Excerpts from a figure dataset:
__________________________________________________

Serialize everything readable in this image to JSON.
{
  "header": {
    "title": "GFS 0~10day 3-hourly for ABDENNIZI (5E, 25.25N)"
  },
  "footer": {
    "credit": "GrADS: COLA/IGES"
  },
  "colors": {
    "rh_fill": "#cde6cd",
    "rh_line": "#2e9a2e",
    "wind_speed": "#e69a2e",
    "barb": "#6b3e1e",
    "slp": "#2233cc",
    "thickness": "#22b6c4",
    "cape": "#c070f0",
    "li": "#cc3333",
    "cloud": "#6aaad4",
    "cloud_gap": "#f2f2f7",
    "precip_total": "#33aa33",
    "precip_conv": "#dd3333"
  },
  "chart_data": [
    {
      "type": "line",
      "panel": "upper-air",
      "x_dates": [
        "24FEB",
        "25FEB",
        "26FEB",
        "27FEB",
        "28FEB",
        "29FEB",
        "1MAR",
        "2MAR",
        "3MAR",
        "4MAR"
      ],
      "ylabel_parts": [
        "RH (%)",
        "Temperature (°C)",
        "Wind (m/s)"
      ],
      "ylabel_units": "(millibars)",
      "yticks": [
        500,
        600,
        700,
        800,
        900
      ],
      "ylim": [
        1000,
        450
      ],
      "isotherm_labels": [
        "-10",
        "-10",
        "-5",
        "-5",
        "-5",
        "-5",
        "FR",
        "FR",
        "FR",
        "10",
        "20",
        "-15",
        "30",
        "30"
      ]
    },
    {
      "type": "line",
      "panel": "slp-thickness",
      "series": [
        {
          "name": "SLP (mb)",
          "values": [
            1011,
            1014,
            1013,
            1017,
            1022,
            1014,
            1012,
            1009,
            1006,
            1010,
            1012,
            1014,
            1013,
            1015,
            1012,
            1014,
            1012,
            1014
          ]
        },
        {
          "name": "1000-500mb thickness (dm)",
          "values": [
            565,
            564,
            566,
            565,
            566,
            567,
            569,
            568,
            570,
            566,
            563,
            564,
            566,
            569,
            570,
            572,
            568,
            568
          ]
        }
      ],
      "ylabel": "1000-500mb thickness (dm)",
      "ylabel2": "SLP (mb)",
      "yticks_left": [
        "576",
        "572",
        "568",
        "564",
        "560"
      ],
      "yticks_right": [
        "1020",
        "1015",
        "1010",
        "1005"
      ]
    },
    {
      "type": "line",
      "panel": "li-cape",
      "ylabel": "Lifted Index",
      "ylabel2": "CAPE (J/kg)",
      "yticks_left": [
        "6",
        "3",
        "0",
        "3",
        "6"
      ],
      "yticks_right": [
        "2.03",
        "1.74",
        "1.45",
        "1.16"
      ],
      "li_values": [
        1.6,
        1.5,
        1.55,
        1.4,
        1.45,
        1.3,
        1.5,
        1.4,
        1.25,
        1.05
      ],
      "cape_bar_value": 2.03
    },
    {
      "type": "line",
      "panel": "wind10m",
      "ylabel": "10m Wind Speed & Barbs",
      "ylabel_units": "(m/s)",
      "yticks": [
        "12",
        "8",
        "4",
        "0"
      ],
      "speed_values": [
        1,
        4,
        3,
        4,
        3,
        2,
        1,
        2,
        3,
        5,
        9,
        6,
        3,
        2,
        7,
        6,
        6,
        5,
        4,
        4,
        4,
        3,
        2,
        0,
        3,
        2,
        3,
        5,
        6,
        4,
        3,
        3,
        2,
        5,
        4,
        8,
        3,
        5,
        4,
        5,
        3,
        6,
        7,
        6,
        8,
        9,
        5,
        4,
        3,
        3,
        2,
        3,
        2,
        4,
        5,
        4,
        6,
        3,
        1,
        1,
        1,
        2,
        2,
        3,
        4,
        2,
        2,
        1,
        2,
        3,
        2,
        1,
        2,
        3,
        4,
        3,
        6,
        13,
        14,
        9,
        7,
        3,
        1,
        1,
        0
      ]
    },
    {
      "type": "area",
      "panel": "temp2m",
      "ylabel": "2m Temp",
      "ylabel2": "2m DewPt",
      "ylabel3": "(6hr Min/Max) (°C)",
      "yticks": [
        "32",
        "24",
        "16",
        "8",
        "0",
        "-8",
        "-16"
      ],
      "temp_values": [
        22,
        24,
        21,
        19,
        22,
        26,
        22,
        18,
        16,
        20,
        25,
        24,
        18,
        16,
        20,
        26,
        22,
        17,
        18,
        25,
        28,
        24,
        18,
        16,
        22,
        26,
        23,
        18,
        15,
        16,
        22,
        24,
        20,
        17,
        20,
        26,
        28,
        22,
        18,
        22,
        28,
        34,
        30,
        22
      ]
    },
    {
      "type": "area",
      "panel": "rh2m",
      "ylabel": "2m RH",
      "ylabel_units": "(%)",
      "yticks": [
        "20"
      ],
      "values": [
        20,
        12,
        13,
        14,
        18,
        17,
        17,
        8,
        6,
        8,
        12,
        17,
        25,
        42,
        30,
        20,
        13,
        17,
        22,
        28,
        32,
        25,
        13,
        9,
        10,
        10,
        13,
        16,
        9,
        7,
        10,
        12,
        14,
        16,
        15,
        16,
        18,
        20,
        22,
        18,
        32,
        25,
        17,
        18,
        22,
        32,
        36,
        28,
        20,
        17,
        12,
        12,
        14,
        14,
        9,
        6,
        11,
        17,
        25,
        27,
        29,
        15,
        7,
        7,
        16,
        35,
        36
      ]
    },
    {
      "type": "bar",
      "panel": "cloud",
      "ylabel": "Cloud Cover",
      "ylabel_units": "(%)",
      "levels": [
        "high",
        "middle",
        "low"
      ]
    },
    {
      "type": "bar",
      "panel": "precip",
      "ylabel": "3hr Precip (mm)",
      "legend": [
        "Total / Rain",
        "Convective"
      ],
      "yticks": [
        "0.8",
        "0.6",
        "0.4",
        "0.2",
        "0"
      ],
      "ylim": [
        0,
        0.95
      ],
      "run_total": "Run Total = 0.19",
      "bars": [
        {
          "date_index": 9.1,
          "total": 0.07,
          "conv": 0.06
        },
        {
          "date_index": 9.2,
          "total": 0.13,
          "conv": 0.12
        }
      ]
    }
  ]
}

__________________________________________________

§ **WHAT TO WORK ON**
Look for the word "panel" in every line of the listing and copy the lines that have it.

§ **RIGHT ANSWER**
      "panel": "upper-air",
      "panel": "slp-thickness",
      "panel": "li-cape",
      "panel": "wind10m",
      "panel": "temp2m",
      "panel": "rh2m",
      "panel": "cloud",
      "panel": "precip",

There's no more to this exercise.